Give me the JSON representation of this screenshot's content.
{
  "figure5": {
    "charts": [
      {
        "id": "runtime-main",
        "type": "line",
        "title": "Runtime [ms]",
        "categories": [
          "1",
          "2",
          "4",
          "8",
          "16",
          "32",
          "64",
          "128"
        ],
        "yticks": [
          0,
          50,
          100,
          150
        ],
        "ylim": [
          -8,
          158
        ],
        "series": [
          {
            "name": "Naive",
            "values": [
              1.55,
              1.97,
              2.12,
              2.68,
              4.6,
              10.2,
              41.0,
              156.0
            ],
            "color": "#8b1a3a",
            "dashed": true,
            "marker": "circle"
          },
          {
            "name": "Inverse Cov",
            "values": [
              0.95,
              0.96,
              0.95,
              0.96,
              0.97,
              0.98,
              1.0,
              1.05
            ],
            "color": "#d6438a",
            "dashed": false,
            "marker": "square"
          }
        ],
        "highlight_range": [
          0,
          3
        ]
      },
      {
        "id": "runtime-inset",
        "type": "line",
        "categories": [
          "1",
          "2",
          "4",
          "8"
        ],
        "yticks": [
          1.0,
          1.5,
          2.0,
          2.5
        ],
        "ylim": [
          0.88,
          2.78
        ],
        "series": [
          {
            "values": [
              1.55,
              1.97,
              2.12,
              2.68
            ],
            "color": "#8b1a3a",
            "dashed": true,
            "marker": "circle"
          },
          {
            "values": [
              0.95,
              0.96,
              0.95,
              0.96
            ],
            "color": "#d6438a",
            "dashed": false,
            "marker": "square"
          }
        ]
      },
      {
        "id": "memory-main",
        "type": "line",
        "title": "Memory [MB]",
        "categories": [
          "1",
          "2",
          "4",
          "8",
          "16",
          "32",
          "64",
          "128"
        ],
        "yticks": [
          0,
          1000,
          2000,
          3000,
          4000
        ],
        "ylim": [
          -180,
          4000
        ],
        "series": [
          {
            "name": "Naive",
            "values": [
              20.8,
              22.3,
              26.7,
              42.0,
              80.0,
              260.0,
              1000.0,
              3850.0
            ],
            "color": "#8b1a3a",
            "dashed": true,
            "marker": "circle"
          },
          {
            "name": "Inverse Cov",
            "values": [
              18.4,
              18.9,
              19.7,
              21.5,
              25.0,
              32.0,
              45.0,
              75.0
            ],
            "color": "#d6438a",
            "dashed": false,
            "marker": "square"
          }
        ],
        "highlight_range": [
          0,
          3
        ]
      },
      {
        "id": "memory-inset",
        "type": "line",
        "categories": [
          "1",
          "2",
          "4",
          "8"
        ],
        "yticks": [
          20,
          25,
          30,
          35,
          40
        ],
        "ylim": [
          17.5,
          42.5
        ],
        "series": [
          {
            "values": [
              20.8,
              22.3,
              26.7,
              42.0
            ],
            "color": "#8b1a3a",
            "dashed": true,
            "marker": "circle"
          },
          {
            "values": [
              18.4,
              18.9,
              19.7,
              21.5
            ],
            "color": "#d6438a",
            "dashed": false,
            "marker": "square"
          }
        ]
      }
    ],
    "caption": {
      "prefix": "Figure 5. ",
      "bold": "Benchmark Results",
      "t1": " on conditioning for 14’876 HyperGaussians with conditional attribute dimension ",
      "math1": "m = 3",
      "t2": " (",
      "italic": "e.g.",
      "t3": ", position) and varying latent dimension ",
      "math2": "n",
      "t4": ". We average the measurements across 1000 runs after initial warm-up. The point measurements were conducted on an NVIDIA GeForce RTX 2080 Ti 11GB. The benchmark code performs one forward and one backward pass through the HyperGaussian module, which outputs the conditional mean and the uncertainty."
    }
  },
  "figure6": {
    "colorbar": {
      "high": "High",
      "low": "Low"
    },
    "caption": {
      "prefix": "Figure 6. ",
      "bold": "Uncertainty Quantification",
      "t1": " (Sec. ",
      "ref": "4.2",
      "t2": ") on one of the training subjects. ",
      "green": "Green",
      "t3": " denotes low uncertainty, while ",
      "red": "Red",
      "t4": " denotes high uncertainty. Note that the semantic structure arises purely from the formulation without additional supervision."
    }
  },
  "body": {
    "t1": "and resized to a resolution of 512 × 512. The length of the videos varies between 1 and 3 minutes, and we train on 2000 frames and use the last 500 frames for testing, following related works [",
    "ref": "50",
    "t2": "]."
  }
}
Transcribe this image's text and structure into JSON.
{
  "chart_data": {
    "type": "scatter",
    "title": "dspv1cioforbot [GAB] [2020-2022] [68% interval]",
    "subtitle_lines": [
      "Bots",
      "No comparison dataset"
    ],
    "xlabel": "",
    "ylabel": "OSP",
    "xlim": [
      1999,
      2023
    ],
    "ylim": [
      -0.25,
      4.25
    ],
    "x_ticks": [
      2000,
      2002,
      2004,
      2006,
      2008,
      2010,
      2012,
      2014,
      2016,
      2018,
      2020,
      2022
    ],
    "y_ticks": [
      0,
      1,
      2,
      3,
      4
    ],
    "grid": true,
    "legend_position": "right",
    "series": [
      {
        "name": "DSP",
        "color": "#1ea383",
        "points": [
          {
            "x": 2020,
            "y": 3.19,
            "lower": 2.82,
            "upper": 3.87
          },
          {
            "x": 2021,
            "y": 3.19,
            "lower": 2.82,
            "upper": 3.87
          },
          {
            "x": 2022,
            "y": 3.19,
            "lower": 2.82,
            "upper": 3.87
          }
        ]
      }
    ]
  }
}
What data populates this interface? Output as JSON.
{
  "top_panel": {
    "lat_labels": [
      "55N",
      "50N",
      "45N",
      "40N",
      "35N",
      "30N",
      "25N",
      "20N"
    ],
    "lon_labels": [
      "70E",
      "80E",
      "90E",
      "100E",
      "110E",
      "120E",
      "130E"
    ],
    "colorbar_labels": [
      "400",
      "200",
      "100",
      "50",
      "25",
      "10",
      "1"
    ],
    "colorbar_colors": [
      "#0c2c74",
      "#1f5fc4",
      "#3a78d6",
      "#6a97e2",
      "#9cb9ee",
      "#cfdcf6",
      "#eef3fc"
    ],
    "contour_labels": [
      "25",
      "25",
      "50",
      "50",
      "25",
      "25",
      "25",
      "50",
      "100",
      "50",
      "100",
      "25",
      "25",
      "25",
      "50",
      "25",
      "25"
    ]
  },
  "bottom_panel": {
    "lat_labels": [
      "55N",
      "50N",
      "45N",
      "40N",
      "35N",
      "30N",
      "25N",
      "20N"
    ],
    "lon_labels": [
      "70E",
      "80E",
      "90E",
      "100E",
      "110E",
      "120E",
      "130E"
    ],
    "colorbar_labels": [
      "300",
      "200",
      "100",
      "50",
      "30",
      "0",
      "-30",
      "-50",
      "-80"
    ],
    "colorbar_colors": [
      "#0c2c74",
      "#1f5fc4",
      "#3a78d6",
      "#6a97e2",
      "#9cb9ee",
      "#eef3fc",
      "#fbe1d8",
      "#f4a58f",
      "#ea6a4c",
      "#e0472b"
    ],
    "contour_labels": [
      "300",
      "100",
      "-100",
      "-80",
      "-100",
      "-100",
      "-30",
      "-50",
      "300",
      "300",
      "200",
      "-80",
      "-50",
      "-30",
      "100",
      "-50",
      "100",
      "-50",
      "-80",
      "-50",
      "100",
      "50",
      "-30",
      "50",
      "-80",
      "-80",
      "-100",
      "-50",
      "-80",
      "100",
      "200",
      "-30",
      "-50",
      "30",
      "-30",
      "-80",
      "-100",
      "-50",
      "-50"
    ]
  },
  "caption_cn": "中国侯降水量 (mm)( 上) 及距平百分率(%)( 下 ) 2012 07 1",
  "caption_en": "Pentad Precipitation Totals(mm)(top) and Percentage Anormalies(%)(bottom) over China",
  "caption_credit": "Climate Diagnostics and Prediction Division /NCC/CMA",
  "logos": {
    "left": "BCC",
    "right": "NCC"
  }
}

======

Identify each line in the records above containing the word "bold"; copy those lines.

      "bold": "Benchmark Results",
      "bold": "Uncertainty Quantification",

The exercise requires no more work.